start Provided entries

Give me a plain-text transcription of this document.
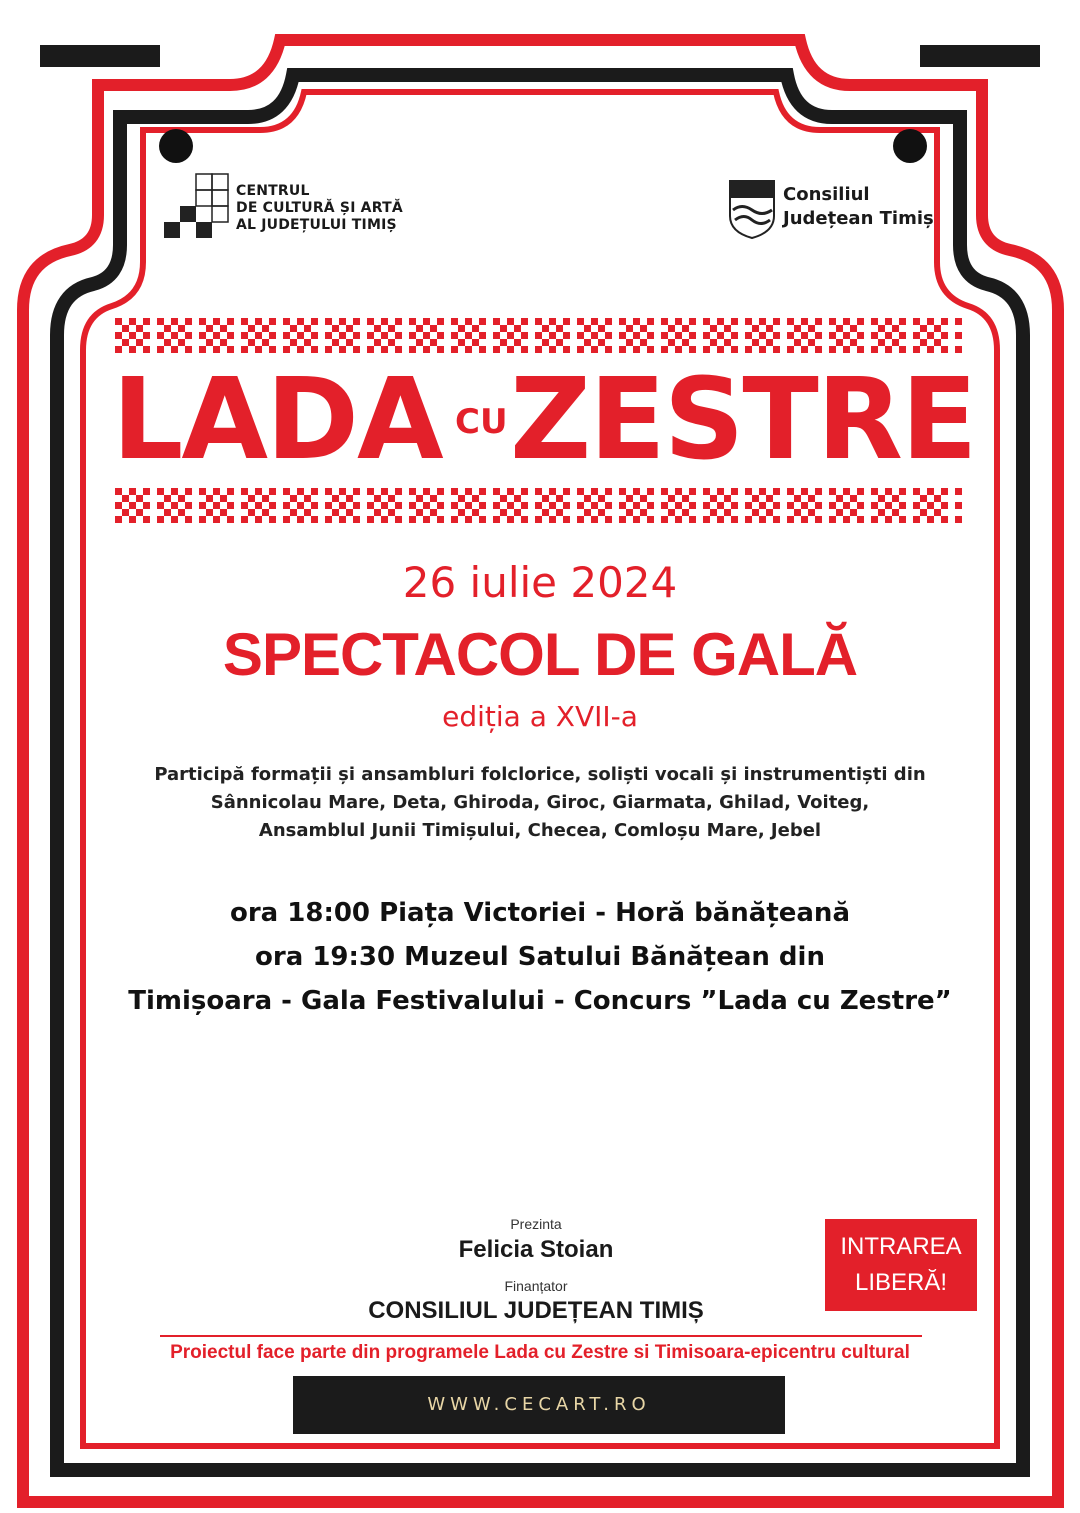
CENTRUL
DE CULTURĂ ȘI ARTĂ
AL JUDEȚULUI TIMIȘ
Consiliul
Județean Timiș
LADA CU ZESTRE
26 iulie 2024
SPECTACOL DE GALĂ
ediția a XVII-a
Participă formații și ansambluri folclorice, soliști vocali și instrumentiști din
Sânnicolau Mare, Deta, Ghiroda, Giroc, Giarmata, Ghilad, Voiteg,
Ansamblul Junii Timișului, Checea, Comloșu Mare, Jebel
ora 18:00 Piața Victoriei - Horă bănățeană
ora 19:30 Muzeul Satului Bănățean din
Timișoara - Gala Festivalului - Concurs ”Lada cu Zestre”
Prezinta
Felicia Stoian
Finanțator
CONSILIUL JUDEȚEAN TIMIȘ
INTRAREA
LIBERĂ!
Proiectul face parte din programele Lada cu Zestre si Timisoara-epicentru cultural
WWW.CECART.RO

end Provided entries

Return each line exactly as written. Any picture gets left out.

Give me a plain-text transcription of this document.
CENTRUL
DE CULTURĂ ȘI ARTĂ
AL JUDEȚULUI TIMIȘ
Consiliul
Județean Timiș
LADA CU ZESTRE
26 iulie 2024
SPECTACOL DE GALĂ
ediția a XVII-a
Participă formații și ansambluri folclorice, soliști vocali și instrumentiști din
Sânnicolau Mare, Deta, Ghiroda, Giroc, Giarmata, Ghilad, Voiteg,
Ansamblul Junii Timișului, Checea, Comloșu Mare, Jebel
ora 18:00 Piața Victoriei - Horă bănățeană
ora 19:30 Muzeul Satului Bănățean din
Timișoara - Gala Festivalului - Concurs ”Lada cu Zestre”
Prezinta
Felicia Stoian
Finanțator
CONSILIUL JUDEȚEAN TIMIȘ
INTRAREA
LIBERĂ!
Proiectul face parte din programele Lada cu Zestre si Timisoara-epicentru cultural
WWW.CECART.RO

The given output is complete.